* _TASK INSTRUCTIONS_: Do not carry the pictures over; copy every other part of the entries exactly.

───

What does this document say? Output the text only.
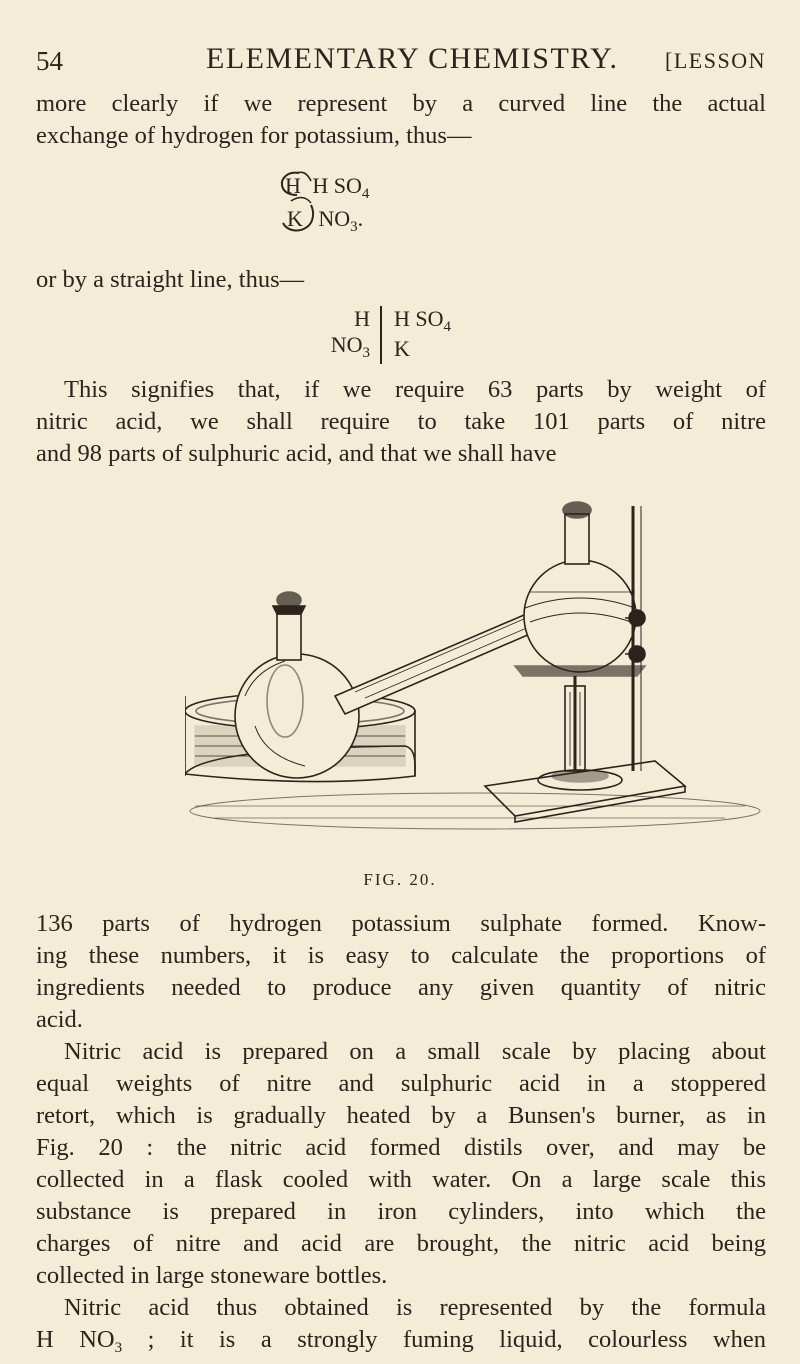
54	ELEMENTARY CHEMISTRY. [LESSON
more clearly if we represent by a curved line the actual
exchange of hydrogen for potassium, thus—
H H $SO_4$
K $NO_3$.
or by a straight line, thus—
H
$NO_3$
H $SO_4$
K
This signifies that, if we require 63 parts by weight of
nitric acid, we shall require to take 101 parts of nitre
and 98 parts of sulphuric acid, and that we shall have
FIG. 20.
136 parts of hydrogen potassium sulphate formed. Know-
ing these numbers, it is easy to calculate the proportions of
ingredients needed to produce any given quantity of nitric
acid.
Nitric acid is prepared on a small scale by placing about
equal weights of nitre and sulphuric acid in a stoppered
retort, which is gradually heated by a Bunsen's burner, as in
Fig. 20 : the nitric acid formed distils over, and may be
collected in a flask cooled with water. On a large scale this
substance is prepared in iron cylinders, into which the
charges of nitre and acid are brought, the nitric acid being
collected in large stoneware bottles.
Nitric acid thus obtained is represented by the formula
H $NO_3$ ; it is a strongly fuming liquid, colourless when
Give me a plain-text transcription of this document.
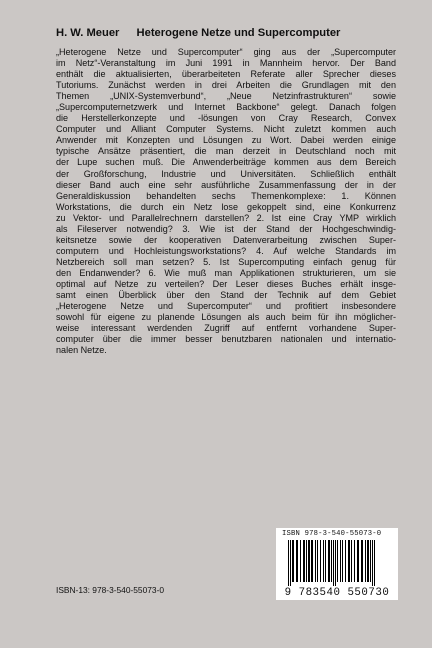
H. W. Meuer Heterogene Netze und Supercomputer

„Heterogene Netze und Supercomputer“ ging aus der „Supercomputer

im Netz“-Veranstaltung im Juni 1991 in Mannheim hervor. Der Band

enthält die aktualisierten, überarbeiteten Referate aller Sprecher dieses

Tutoriums. Zunächst werden in drei Arbeiten die Grundlagen mit den

Themen „UNIX-Systemverbund“, „Neue Netzinfrastrukturen“ sowie

„Supercomputernetzwerk und Internet Backbone“ gelegt. Danach folgen

die Herstellerkonzepte und -lösungen von Cray Research, Convex

Computer und Alliant Computer Systems. Nicht zuletzt kommen auch

Anwender mit Konzepten und Lösungen zu Wort. Dabei werden einige

typische Ansätze präsentiert, die man derzeit in Deutschland noch mit

der Lupe suchen muß. Die Anwenderbeiträge kommen aus dem Bereich

der Großforschung, Industrie und Universitäten. Schließlich enthält

dieser Band auch eine sehr ausführliche Zusammenfassung der in der

Generaldiskussion behandelten sechs Themenkomplexe: 1. Können

Workstations, die durch ein Netz lose gekoppelt sind, eine Konkurrenz

zu Vektor- und Parallelrechnern darstellen? 2. Ist eine Cray YMP wirklich

als Fileserver notwendig? 3. Wie ist der Stand der Hochgeschwindig-

keitsnetze sowie der kooperativen Datenverarbeitung zwischen Super-

computern und Hochleistungsworkstations? 4. Auf welche Standards im

Netzbereich soll man setzen? 5. Ist Supercomputing einfach genug für

den Endanwender? 6. Wie muß man Applikationen strukturieren, um sie

optimal auf Netze zu verteilen? Der Leser dieses Buches erhält insge-

samt einen Überblick über den Stand der Technik auf dem Gebiet

„Heterogene Netze und Supercomputer“ und profitiert insbesondere

sowohl für eigene zu planende Lösungen als auch beim für ihn möglicher-

weise interessant werdenden Zugriff auf entfernt vorhandene Super-

computer über die immer besser benutzbaren nationalen und internatio-

nalen Netze.

ISBN 978-3-540-55073-0
9 783540 550730
ISBN-13: 978-3-540-55073-0
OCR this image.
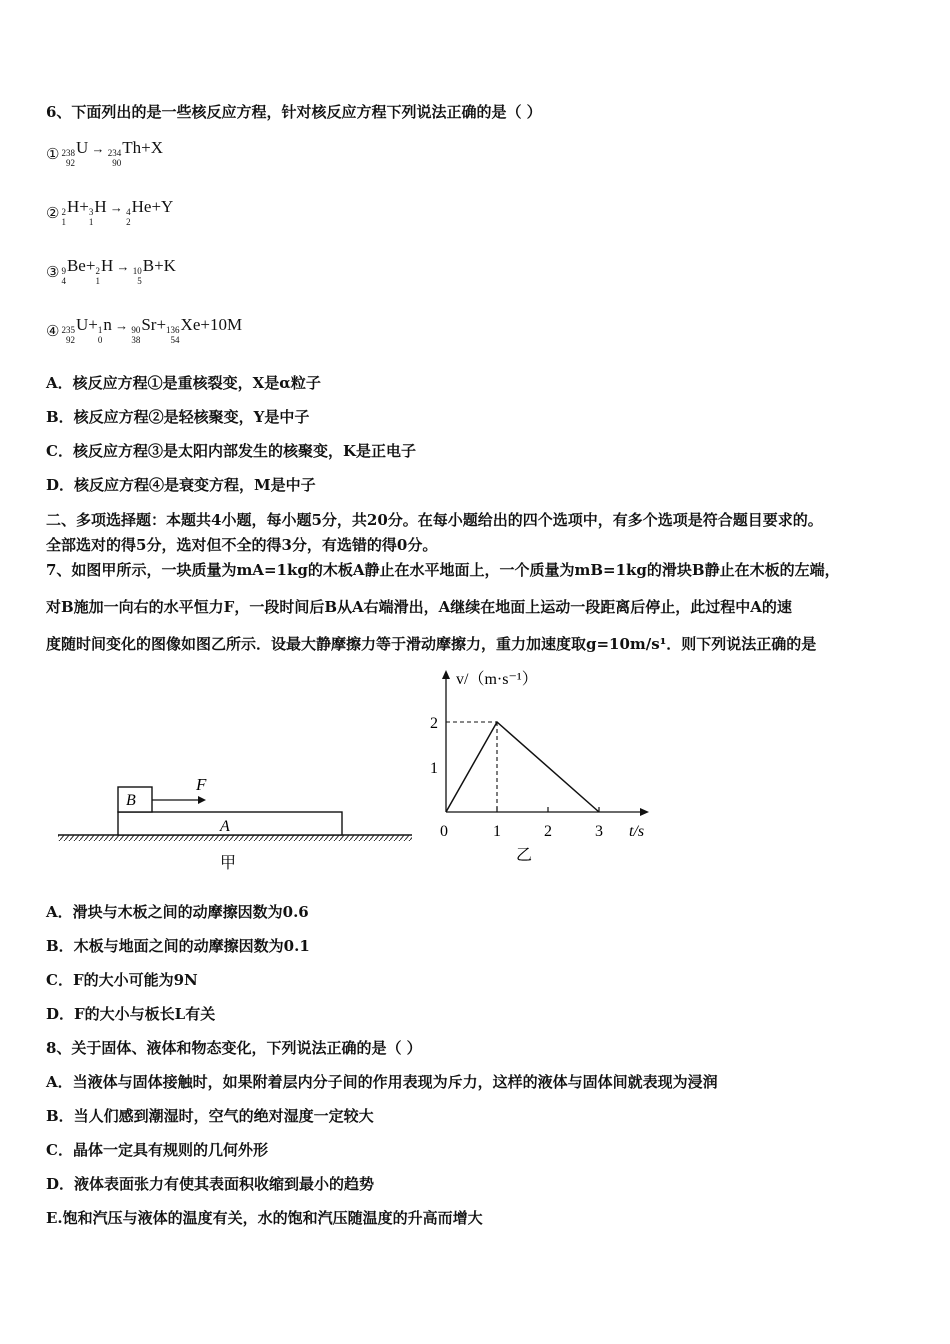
6、下面列出的是一些核反应方程，针对核反应方程下列说法正确的是（ ）
① 238
92
U → 234
90
Th+X
② 2
1
H+ 3
1
H → 4
2
He+Y
③ 9
4
Be+ 2
1
H → 10
5
B+K
④ 235
92
U+ 1
0
n → 90
38
Sr+ 136
54
Xe+10M
A．核反应方程①是重核裂变，X是α粒子
B．核反应方程②是轻核聚变，Y是中子
C．核反应方程③是太阳内部发生的核聚变，K是正电子
D．核反应方程④是衰变方程，M是中子
二、多项选择题：本题共4小题，每小题5分，共20分。在每小题给出的四个选项中，有多个选项是符合题目要求的。
全部选对的得5分，选对但不全的得3分，有选错的得0分。
7、如图甲所示，一块质量为mA=1kg的木板A静止在水平地面上，一个质量为mB=1kg的滑块B静止在木板的左端，
对B施加一向右的水平恒力F，一段时间后B从A右端滑出，A继续在地面上运动一段距离后停止，此过程中A的速
度随时间变化的图像如图乙所示．设最大静摩擦力等于滑动摩擦力，重力加速度取g=10m/s¹．则下列说法正确的是
A
B
F
甲
v/（m·s⁻¹）
t/s
0	1	2	3
1
2
乙
A．滑块与木板之间的动摩擦因数为0.6
B．木板与地面之间的动摩擦因数为0.1
C．F的大小可能为9N
D．F的大小与板长L有关
8、关于固体、液体和物态变化，下列说法正确的是（ ）
A．当液体与固体接触时，如果附着层内分子间的作用表现为斥力，这样的液体与固体间就表现为浸润
B．当人们感到潮湿时，空气的绝对湿度一定较大
C．晶体一定具有规则的几何外形
D．液体表面张力有使其表面积收缩到最小的趋势
E.饱和汽压与液体的温度有关，水的饱和汽压随温度的升高而增大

───

* _EXERCISE SOLUTION_:
What does this document say? Output the text only.
54	ELEMENTARY CHEMISTRY. [LESSON
more clearly if we represent by a curved line the actual
exchange of hydrogen for potassium, thus—
H H $SO_4$
K $NO_3$.
or by a straight line, thus—
H
$NO_3$
H $SO_4$
K
This signifies that, if we require 63 parts by weight of
nitric acid, we shall require to take 101 parts of nitre
and 98 parts of sulphuric acid, and that we shall have
FIG. 20.
136 parts of hydrogen potassium sulphate formed. Know-
ing these numbers, it is easy to calculate the proportions of
ingredients needed to produce any given quantity of nitric
acid.
Nitric acid is prepared on a small scale by placing about
equal weights of nitre and sulphuric acid in a stoppered
retort, which is gradually heated by a Bunsen's burner, as in
Fig. 20 : the nitric acid formed distils over, and may be
collected in a flask cooled with water. On a large scale this
substance is prepared in iron cylinders, into which the
charges of nitre and acid are brought, the nitric acid being
collected in large stoneware bottles.
Nitric acid thus obtained is represented by the formula
H $NO_3$ ; it is a strongly fuming liquid, colourless when
Give me a plain-text transcription of this document.
H. W. Meuer Heterogene Netze und Supercomputer

„Heterogene Netze und Supercomputer“ ging aus der „Supercomputer

im Netz“-Veranstaltung im Juni 1991 in Mannheim hervor. Der Band

enthält die aktualisierten, überarbeiteten Referate aller Sprecher dieses

Tutoriums. Zunächst werden in drei Arbeiten die Grundlagen mit den

Themen „UNIX-Systemverbund“, „Neue Netzinfrastrukturen“ sowie

„Supercomputernetzwerk und Internet Backbone“ gelegt. Danach folgen

die Herstellerkonzepte und -lösungen von Cray Research, Convex

Computer und Alliant Computer Systems. Nicht zuletzt kommen auch

Anwender mit Konzepten und Lösungen zu Wort. Dabei werden einige

typische Ansätze präsentiert, die man derzeit in Deutschland noch mit

der Lupe suchen muß. Die Anwenderbeiträge kommen aus dem Bereich

der Großforschung, Industrie und Universitäten. Schließlich enthält

dieser Band auch eine sehr ausführliche Zusammenfassung der in der

Generaldiskussion behandelten sechs Themenkomplexe: 1. Können

Workstations, die durch ein Netz lose gekoppelt sind, eine Konkurrenz

zu Vektor- und Parallelrechnern darstellen? 2. Ist eine Cray YMP wirklich

als Fileserver notwendig? 3. Wie ist der Stand der Hochgeschwindig-

keitsnetze sowie der kooperativen Datenverarbeitung zwischen Super-

computern und Hochleistungsworkstations? 4. Auf welche Standards im

Netzbereich soll man setzen? 5. Ist Supercomputing einfach genug für

den Endanwender? 6. Wie muß man Applikationen strukturieren, um sie

optimal auf Netze zu verteilen? Der Leser dieses Buches erhält insge-

samt einen Überblick über den Stand der Technik auf dem Gebiet

„Heterogene Netze und Supercomputer“ und profitiert insbesondere

sowohl für eigene zu planende Lösungen als auch beim für ihn möglicher-

weise interessant werdenden Zugriff auf entfernt vorhandene Super-

computer über die immer besser benutzbaren nationalen und internatio-

nalen Netze.

ISBN 978-3-540-55073-0
9 783540 550730
ISBN-13: 978-3-540-55073-0
OCR this image.
6、下面列出的是一些核反应方程，针对核反应方程下列说法正确的是（ ）
① 238
92
U → 234
90
Th+X
② 2
1
H+ 3
1
H → 4
2
He+Y
③ 9
4
Be+ 2
1
H → 10
5
B+K
④ 235
92
U+ 1
0
n → 90
38
Sr+ 136
54
Xe+10M
A．核反应方程①是重核裂变，X是α粒子
B．核反应方程②是轻核聚变，Y是中子
C．核反应方程③是太阳内部发生的核聚变，K是正电子
D．核反应方程④是衰变方程，M是中子
二、多项选择题：本题共4小题，每小题5分，共20分。在每小题给出的四个选项中，有多个选项是符合题目要求的。
全部选对的得5分，选对但不全的得3分，有选错的得0分。
7、如图甲所示，一块质量为mA=1kg的木板A静止在水平地面上，一个质量为mB=1kg的滑块B静止在木板的左端，
对B施加一向右的水平恒力F，一段时间后B从A右端滑出，A继续在地面上运动一段距离后停止，此过程中A的速
度随时间变化的图像如图乙所示．设最大静摩擦力等于滑动摩擦力，重力加速度取g=10m/s¹．则下列说法正确的是
A
B
F
甲
v/（m·s⁻¹）
t/s
0	1	2	3
1
2
乙
A．滑块与木板之间的动摩擦因数为0.6
B．木板与地面之间的动摩擦因数为0.1
C．F的大小可能为9N
D．F的大小与板长L有关
8、关于固体、液体和物态变化，下列说法正确的是（ ）
A．当液体与固体接触时，如果附着层内分子间的作用表现为斥力，这样的液体与固体间就表现为浸润
B．当人们感到潮湿时，空气的绝对湿度一定较大
C．晶体一定具有规则的几何外形
D．液体表面张力有使其表面积收缩到最小的趋势
E.饱和汽压与液体的温度有关，水的饱和汽压随温度的升高而增大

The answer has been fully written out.